The request:
Every record below should be transcribed exactly. Omit the images.
===== Provided records =====
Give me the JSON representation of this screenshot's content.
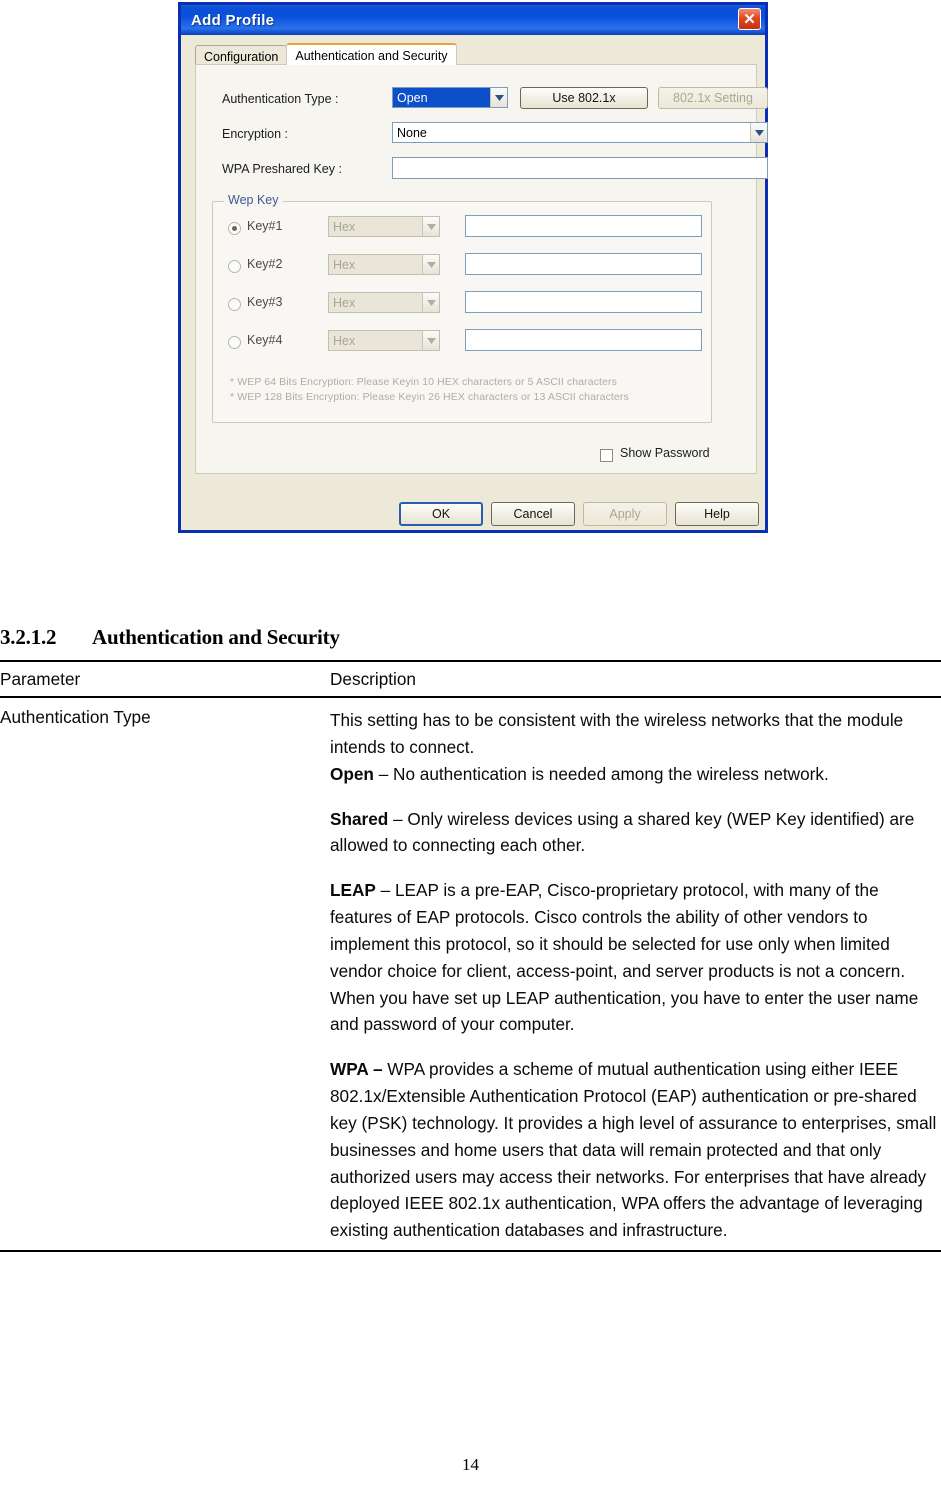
{
  "dialog": {
    "title": "Add Profile",
    "close_icon": "close-icon",
    "tabs": [
      {
        "label": "Configuration",
        "active": false
      },
      {
        "label": "Authentication and Security",
        "active": true
      }
    ],
    "fields": {
      "auth_type_label": "Authentication Type :",
      "auth_type_value": "Open",
      "use_8021x_label": "Use 802.1x",
      "setting_8021x_label": "802.1x Setting",
      "encryption_label": "Encryption :",
      "encryption_value": "None",
      "wpa_key_label": "WPA Preshared Key :",
      "wpa_key_value": ""
    },
    "wep_group": {
      "title": "Wep Key",
      "keys": [
        {
          "label": "Key#1",
          "selected": true,
          "format": "Hex",
          "value": ""
        },
        {
          "label": "Key#2",
          "selected": false,
          "format": "Hex",
          "value": ""
        },
        {
          "label": "Key#3",
          "selected": false,
          "format": "Hex",
          "value": ""
        },
        {
          "label": "Key#4",
          "selected": false,
          "format": "Hex",
          "value": ""
        }
      ],
      "hint_line_1": "* WEP 64 Bits Encryption:  Please Keyin 10 HEX characters or 5 ASCII characters",
      "hint_line_2": "* WEP 128 Bits Encryption:  Please Keyin 26 HEX characters or 13 ASCII characters"
    },
    "show_password_label": "Show Password",
    "show_password_checked": false,
    "buttons": {
      "ok": "OK",
      "cancel": "Cancel",
      "apply": "Apply",
      "help": "Help"
    },
    "colors": {
      "titlebar_blue": "#0a51dd",
      "dialog_border": "#0a2fb4",
      "face": "#ece9d8",
      "active_tab_accent": "#e9a43c",
      "selection_blue": "#0b4fc9",
      "close_red": "#c5300d"
    }
  },
  "document": {
    "section_number": "3.2.1.2",
    "section_title": "Authentication and Security",
    "table": {
      "headers": [
        "Parameter",
        "Description"
      ],
      "rows": [
        {
          "parameter": "Authentication Type",
          "description_paragraphs": [
            {
              "bold": "",
              "text": "This setting has to be consistent with the wireless networks that the module intends to connect.",
              "gap": false
            },
            {
              "bold": "Open",
              "text": " – No authentication is needed among the wireless network.",
              "gap": false
            },
            {
              "bold": "Shared",
              "text": " – Only wireless devices using a shared key (WEP Key identified) are allowed to connecting each other.",
              "gap": true
            },
            {
              "bold": "LEAP",
              "text": " – LEAP is a pre-EAP, Cisco-proprietary protocol, with many of the features of EAP protocols. Cisco controls the ability of other vendors to implement this protocol, so it should be selected for use only when limited vendor choice for client, access-point, and server products is not a concern. When you have set up LEAP authentication, you have to enter the user name and password of your computer.",
              "gap": true
            },
            {
              "bold": "WPA –",
              "text": " WPA provides a scheme of mutual authentication using either IEEE 802.1x/Extensible Authentication Protocol (EAP) authentication or pre-shared key (PSK) technology. It provides a high level of assurance to enterprises, small businesses and home users that data will remain protected and that only authorized users may access their networks. For enterprises that have already deployed IEEE 802.1x authentication, WPA offers the advantage of leveraging existing authentication databases and infrastructure.",
              "gap": true
            }
          ]
        }
      ]
    },
    "page_number": "14"
  }
}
=====
Expected answer:
Give me the JSON representation of this screenshot's content.
{
  "dialog": {
    "title": "Add Profile",
    "close_icon": "close-icon",
    "tabs": [
      {
        "label": "Configuration",
        "active": false
      },
      {
        "label": "Authentication and Security",
        "active": true
      }
    ],
    "fields": {
      "auth_type_label": "Authentication Type :",
      "auth_type_value": "Open",
      "use_8021x_label": "Use 802.1x",
      "setting_8021x_label": "802.1x Setting",
      "encryption_label": "Encryption :",
      "encryption_value": "None",
      "wpa_key_label": "WPA Preshared Key :",
      "wpa_key_value": ""
    },
    "wep_group": {
      "title": "Wep Key",
      "keys": [
        {
          "label": "Key#1",
          "selected": true,
          "format": "Hex",
          "value": ""
        },
        {
          "label": "Key#2",
          "selected": false,
          "format": "Hex",
          "value": ""
        },
        {
          "label": "Key#3",
          "selected": false,
          "format": "Hex",
          "value": ""
        },
        {
          "label": "Key#4",
          "selected": false,
          "format": "Hex",
          "value": ""
        }
      ],
      "hint_line_1": "* WEP 64 Bits Encryption:  Please Keyin 10 HEX characters or 5 ASCII characters",
      "hint_line_2": "* WEP 128 Bits Encryption:  Please Keyin 26 HEX characters or 13 ASCII characters"
    },
    "show_password_label": "Show Password",
    "show_password_checked": false,
    "buttons": {
      "ok": "OK",
      "cancel": "Cancel",
      "apply": "Apply",
      "help": "Help"
    },
    "colors": {
      "titlebar_blue": "#0a51dd",
      "dialog_border": "#0a2fb4",
      "face": "#ece9d8",
      "active_tab_accent": "#e9a43c",
      "selection_blue": "#0b4fc9",
      "close_red": "#c5300d"
    }
  },
  "document": {
    "section_number": "3.2.1.2",
    "section_title": "Authentication and Security",
    "table": {
      "headers": [
        "Parameter",
        "Description"
      ],
      "rows": [
        {
          "parameter": "Authentication Type",
          "description_paragraphs": [
            {
              "bold": "",
              "text": "This setting has to be consistent with the wireless networks that the module intends to connect.",
              "gap": false
            },
            {
              "bold": "Open",
              "text": " – No authentication is needed among the wireless network.",
              "gap": false
            },
            {
              "bold": "Shared",
              "text": " – Only wireless devices using a shared key (WEP Key identified) are allowed to connecting each other.",
              "gap": true
            },
            {
              "bold": "LEAP",
              "text": " – LEAP is a pre-EAP, Cisco-proprietary protocol, with many of the features of EAP protocols. Cisco controls the ability of other vendors to implement this protocol, so it should be selected for use only when limited vendor choice for client, access-point, and server products is not a concern. When you have set up LEAP authentication, you have to enter the user name and password of your computer.",
              "gap": true
            },
            {
              "bold": "WPA –",
              "text": " WPA provides a scheme of mutual authentication using either IEEE 802.1x/Extensible Authentication Protocol (EAP) authentication or pre-shared key (PSK) technology. It provides a high level of assurance to enterprises, small businesses and home users that data will remain protected and that only authorized users may access their networks. For enterprises that have already deployed IEEE 802.1x authentication, WPA offers the advantage of leveraging existing authentication databases and infrastructure.",
              "gap": true
            }
          ]
        }
      ]
    },
    "page_number": "14"
  }
}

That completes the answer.